◆ **Data records**:
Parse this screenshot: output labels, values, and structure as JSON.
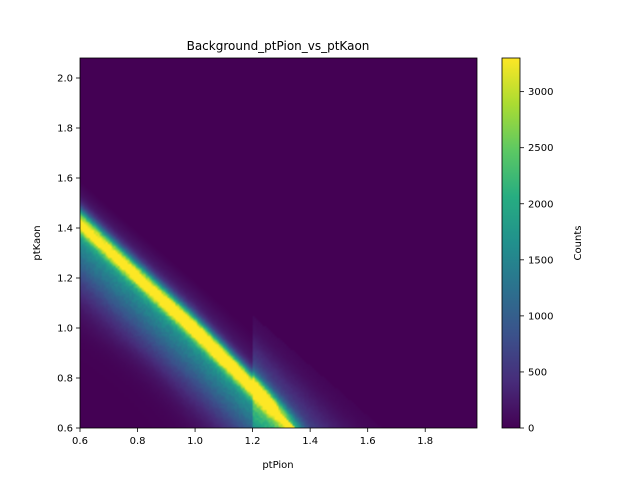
{
  "chart_data": {
    "type": "heatmap",
    "title": "Background_ptPion_vs_ptKaon",
    "xlabel": "ptPion",
    "ylabel": "ptKaon",
    "xlim": [
      0.6,
      1.98
    ],
    "ylim": [
      0.6,
      2.08
    ],
    "xticks": [
      "0.6",
      "0.8",
      "1.0",
      "1.2",
      "1.4",
      "1.6",
      "1.8"
    ],
    "yticks": [
      "0.6",
      "0.8",
      "1.0",
      "1.2",
      "1.4",
      "1.6",
      "1.8",
      "2.0"
    ],
    "colorbar": {
      "label": "Counts",
      "range": [
        0,
        3300
      ],
      "ticks": [
        "0",
        "500",
        "1000",
        "1500",
        "2000",
        "2500",
        "3000"
      ],
      "colormap": "viridis"
    },
    "ridge": {
      "description_points": [
        [
          0.6,
          1.43
        ],
        [
          1.0,
          1.0
        ],
        [
          1.35,
          0.6
        ]
      ],
      "peak_counts": 3250
    },
    "legend": "none",
    "grid": false
  }
}
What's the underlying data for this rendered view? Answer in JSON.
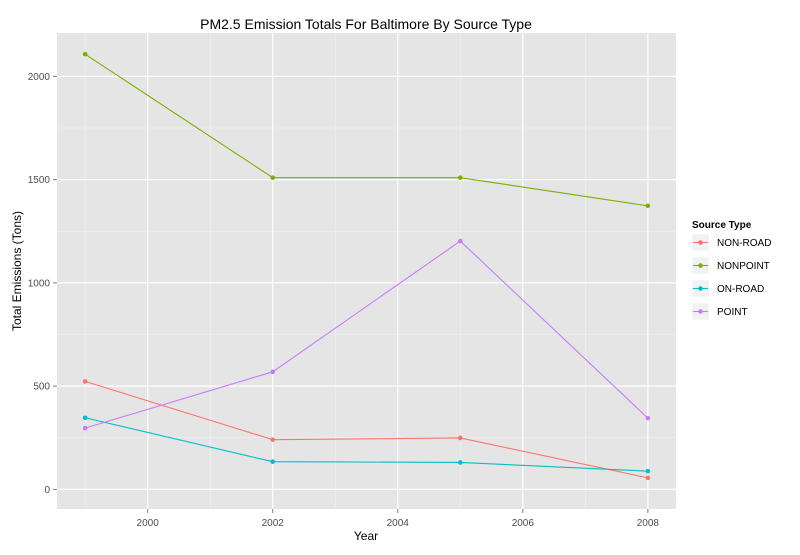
{
  "chart_data": {
    "type": "line",
    "title": "PM2.5 Emission Totals For Baltimore By Source Type",
    "xlabel": "Year",
    "ylabel": "Total Emissions (Tons)",
    "x": [
      1999,
      2002,
      2005,
      2008
    ],
    "xlim": [
      1998.55,
      2008.45
    ],
    "ylim": [
      -95,
      2210
    ],
    "x_ticks": [
      2000,
      2002,
      2004,
      2006,
      2008
    ],
    "x_tick_labels": [
      "2000",
      "2002",
      "2004",
      "2006",
      "2008"
    ],
    "y_ticks": [
      0,
      500,
      1000,
      1500,
      2000
    ],
    "y_tick_labels": [
      "0",
      "500",
      "1000",
      "1500",
      "2000"
    ],
    "legend": {
      "title": "Source Type",
      "position": "right"
    },
    "grid": true,
    "series": [
      {
        "name": "NON-ROAD",
        "color": "#F8766D",
        "values": [
          522.9,
          240.8,
          248.9,
          55.8
        ]
      },
      {
        "name": "NONPOINT",
        "color": "#7CAE00",
        "values": [
          2107.6,
          1509.5,
          1509.5,
          1373.2
        ]
      },
      {
        "name": "ON-ROAD",
        "color": "#00BFC4",
        "values": [
          346.8,
          134.3,
          130.4,
          88.3
        ]
      },
      {
        "name": "POINT",
        "color": "#C77CFF",
        "values": [
          296.8,
          569.3,
          1202.5,
          344.98
        ]
      }
    ]
  }
}
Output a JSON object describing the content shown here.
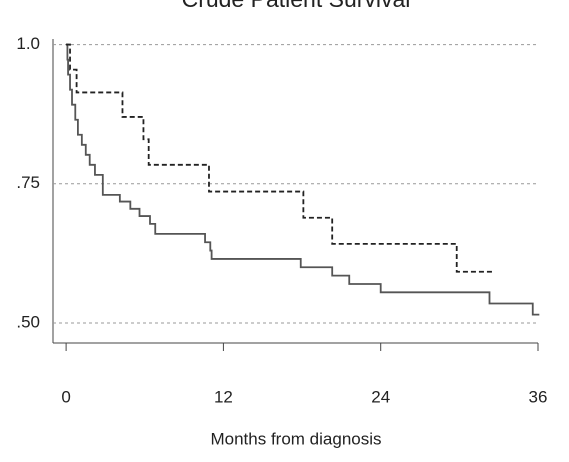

◆ **Work to complete**: Leave out the pictures and reproduce the rest of the listing exactly.

◆ **Result**:
Parse this screenshot: output labels, values, and structure as JSON.
{
  "chart_data": {
    "type": "heatmap",
    "title": "Background_ptPion_vs_ptKaon",
    "xlabel": "ptPion",
    "ylabel": "ptKaon",
    "xlim": [
      0.6,
      1.98
    ],
    "ylim": [
      0.6,
      2.08
    ],
    "xticks": [
      "0.6",
      "0.8",
      "1.0",
      "1.2",
      "1.4",
      "1.6",
      "1.8"
    ],
    "yticks": [
      "0.6",
      "0.8",
      "1.0",
      "1.2",
      "1.4",
      "1.6",
      "1.8",
      "2.0"
    ],
    "colorbar": {
      "label": "Counts",
      "range": [
        0,
        3300
      ],
      "ticks": [
        "0",
        "500",
        "1000",
        "1500",
        "2000",
        "2500",
        "3000"
      ],
      "colormap": "viridis"
    },
    "ridge": {
      "description_points": [
        [
          0.6,
          1.43
        ],
        [
          1.0,
          1.0
        ],
        [
          1.35,
          0.6
        ]
      ],
      "peak_counts": 3250
    },
    "legend": "none",
    "grid": false
  }
}
What's the underlying data for this rendered view? Answer in JSON.
{
  "chart_data": {
    "type": "line",
    "title": "PM2.5 Emission Totals For Baltimore By Source Type",
    "xlabel": "Year",
    "ylabel": "Total Emissions (Tons)",
    "x": [
      1999,
      2002,
      2005,
      2008
    ],
    "xlim": [
      1998.55,
      2008.45
    ],
    "ylim": [
      -95,
      2210
    ],
    "x_ticks": [
      2000,
      2002,
      2004,
      2006,
      2008
    ],
    "x_tick_labels": [
      "2000",
      "2002",
      "2004",
      "2006",
      "2008"
    ],
    "y_ticks": [
      0,
      500,
      1000,
      1500,
      2000
    ],
    "y_tick_labels": [
      "0",
      "500",
      "1000",
      "1500",
      "2000"
    ],
    "legend": {
      "title": "Source Type",
      "position": "right"
    },
    "grid": true,
    "series": [
      {
        "name": "NON-ROAD",
        "color": "#F8766D",
        "values": [
          522.9,
          240.8,
          248.9,
          55.8
        ]
      },
      {
        "name": "NONPOINT",
        "color": "#7CAE00",
        "values": [
          2107.6,
          1509.5,
          1509.5,
          1373.2
        ]
      },
      {
        "name": "ON-ROAD",
        "color": "#00BFC4",
        "values": [
          346.8,
          134.3,
          130.4,
          88.3
        ]
      },
      {
        "name": "POINT",
        "color": "#C77CFF",
        "values": [
          296.8,
          569.3,
          1202.5,
          344.98
        ]
      }
    ]
  }
}
Output a JSON object describing the content shown here.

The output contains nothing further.